- **DATA IN THIS EXERCISE**

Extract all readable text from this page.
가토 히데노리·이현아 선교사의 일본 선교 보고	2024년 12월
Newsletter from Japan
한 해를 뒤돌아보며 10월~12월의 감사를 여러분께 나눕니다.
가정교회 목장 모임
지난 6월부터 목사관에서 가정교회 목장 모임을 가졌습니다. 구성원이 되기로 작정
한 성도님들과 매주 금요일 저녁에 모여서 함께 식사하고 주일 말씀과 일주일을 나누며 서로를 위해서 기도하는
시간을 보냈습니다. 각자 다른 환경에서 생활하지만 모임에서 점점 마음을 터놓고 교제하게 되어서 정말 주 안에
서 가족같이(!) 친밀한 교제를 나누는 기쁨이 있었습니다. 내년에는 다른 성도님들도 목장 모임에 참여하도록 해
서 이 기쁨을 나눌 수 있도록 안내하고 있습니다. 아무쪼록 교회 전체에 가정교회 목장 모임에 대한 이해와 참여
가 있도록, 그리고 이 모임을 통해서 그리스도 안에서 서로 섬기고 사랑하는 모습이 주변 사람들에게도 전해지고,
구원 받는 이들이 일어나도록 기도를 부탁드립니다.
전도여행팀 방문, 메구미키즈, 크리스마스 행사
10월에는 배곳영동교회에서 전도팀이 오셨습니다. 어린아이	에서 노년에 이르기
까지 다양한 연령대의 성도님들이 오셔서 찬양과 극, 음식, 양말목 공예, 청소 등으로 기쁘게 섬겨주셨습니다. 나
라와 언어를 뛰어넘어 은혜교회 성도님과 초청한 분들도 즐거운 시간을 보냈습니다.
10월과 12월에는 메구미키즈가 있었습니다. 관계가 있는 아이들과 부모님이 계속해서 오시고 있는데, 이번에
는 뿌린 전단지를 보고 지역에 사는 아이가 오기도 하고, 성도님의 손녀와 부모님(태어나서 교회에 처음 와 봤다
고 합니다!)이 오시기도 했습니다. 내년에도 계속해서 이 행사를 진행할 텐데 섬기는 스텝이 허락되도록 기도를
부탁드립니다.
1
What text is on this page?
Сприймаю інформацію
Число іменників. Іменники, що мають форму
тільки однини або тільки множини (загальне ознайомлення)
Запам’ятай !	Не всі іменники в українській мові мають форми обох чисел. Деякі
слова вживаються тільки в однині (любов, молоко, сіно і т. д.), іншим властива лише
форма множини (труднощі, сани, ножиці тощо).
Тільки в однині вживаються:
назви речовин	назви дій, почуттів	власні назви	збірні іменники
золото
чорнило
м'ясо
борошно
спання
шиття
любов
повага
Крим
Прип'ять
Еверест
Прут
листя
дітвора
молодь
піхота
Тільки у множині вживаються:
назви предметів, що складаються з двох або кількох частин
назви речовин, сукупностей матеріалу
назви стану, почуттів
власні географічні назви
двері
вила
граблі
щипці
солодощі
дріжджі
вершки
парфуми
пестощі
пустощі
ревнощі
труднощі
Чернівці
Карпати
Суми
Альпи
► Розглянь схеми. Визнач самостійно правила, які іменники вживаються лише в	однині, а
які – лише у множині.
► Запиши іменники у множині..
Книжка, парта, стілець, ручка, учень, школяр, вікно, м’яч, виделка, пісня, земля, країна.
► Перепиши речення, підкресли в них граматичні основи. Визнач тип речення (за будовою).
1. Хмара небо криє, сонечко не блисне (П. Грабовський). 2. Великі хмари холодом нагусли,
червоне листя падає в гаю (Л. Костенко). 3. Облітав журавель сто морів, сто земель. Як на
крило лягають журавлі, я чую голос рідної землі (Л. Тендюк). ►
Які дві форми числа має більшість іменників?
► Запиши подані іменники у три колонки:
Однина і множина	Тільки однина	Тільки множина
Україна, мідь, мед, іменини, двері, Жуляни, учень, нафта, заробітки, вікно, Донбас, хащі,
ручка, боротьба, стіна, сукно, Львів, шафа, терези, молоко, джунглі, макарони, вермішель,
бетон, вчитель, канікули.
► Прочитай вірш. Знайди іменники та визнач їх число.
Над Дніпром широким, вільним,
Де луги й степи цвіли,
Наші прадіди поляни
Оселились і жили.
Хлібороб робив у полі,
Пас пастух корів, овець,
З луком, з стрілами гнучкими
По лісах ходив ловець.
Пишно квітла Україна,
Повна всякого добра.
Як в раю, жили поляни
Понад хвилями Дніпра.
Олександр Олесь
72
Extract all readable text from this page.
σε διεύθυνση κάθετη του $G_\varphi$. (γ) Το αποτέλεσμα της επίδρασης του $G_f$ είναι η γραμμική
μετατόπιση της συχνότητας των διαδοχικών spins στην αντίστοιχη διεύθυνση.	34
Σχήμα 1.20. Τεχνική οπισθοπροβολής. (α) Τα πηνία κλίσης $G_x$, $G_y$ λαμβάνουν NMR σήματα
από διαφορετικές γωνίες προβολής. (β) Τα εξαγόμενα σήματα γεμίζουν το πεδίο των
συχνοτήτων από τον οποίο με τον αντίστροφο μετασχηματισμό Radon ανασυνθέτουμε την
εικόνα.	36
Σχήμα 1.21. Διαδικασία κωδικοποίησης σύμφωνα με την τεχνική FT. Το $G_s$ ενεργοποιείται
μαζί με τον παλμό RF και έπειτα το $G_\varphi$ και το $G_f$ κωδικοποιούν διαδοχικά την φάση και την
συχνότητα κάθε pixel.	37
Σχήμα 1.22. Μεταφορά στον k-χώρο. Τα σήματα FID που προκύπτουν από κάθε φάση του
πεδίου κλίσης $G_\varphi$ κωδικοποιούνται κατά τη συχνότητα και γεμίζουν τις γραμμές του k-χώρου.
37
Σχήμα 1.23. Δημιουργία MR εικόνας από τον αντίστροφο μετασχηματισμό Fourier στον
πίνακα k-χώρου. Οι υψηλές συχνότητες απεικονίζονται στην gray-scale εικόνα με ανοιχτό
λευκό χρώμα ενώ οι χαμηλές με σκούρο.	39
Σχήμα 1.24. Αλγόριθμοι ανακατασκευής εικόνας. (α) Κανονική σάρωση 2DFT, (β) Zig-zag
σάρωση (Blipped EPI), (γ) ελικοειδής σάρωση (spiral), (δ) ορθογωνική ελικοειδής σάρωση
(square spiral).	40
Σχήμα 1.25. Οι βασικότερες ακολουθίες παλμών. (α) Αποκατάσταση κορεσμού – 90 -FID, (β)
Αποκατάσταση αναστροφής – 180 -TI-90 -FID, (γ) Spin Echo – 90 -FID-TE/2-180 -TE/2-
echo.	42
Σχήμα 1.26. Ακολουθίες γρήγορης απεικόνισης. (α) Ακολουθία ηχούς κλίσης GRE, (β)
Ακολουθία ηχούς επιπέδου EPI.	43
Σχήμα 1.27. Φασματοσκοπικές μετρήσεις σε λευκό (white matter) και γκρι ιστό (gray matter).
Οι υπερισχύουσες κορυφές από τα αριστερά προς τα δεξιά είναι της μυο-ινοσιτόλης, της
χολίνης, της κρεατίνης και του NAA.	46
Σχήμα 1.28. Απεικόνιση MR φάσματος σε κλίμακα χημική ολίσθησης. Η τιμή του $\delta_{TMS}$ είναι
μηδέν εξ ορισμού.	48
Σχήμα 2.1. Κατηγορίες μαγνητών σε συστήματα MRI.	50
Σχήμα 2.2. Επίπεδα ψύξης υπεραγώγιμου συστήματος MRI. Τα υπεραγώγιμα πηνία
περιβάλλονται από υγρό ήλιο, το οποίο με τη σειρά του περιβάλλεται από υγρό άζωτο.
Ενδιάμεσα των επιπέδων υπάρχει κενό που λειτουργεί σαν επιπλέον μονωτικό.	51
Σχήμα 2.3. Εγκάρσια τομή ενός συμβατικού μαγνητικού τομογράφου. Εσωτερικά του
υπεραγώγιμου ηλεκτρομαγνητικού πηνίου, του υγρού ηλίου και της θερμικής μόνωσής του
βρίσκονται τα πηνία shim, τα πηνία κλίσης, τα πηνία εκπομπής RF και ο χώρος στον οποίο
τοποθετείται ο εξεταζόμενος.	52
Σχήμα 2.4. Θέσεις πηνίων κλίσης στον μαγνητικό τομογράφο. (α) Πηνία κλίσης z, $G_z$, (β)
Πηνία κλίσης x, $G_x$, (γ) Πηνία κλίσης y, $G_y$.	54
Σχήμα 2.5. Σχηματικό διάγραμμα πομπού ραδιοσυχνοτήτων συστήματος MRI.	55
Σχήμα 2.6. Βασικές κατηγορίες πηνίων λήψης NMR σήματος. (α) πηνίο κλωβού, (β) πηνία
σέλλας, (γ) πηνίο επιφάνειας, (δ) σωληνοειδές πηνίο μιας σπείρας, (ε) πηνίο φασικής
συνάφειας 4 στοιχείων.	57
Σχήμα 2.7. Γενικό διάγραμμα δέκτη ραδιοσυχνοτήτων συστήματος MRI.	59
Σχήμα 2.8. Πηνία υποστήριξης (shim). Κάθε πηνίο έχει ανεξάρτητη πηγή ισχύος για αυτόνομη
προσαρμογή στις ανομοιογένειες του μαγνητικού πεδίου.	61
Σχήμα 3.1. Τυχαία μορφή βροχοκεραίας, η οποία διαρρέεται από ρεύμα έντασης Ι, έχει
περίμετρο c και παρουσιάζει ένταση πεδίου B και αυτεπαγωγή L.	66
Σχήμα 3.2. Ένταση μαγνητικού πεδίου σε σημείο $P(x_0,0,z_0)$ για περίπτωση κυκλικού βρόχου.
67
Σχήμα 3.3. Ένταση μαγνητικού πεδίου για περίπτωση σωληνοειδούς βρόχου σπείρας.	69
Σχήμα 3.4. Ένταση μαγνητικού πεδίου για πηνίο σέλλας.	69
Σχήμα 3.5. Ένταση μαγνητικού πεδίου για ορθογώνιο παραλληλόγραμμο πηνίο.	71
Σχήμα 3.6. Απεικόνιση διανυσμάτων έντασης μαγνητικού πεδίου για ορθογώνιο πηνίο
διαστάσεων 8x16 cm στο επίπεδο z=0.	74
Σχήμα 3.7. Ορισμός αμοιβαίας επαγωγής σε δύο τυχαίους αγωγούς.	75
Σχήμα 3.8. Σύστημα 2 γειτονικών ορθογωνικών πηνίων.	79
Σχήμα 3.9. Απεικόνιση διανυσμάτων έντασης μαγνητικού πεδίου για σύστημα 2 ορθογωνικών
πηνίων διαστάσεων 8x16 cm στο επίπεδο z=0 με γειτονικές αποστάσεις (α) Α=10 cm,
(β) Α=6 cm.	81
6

- **REQUIREMENT**
Scan the listing above. Collect all lines with the word "gray".

- **IN RESPONSE**
πίνακα k-χώρου. Οι υψηλές συχνότητες απεικονίζονται στην gray-scale εικόνα με ανοιχτό
Σχήμα 1.27. Φασματοσκοπικές μετρήσεις σε λευκό (white matter) και γκρι ιστό (gray matter).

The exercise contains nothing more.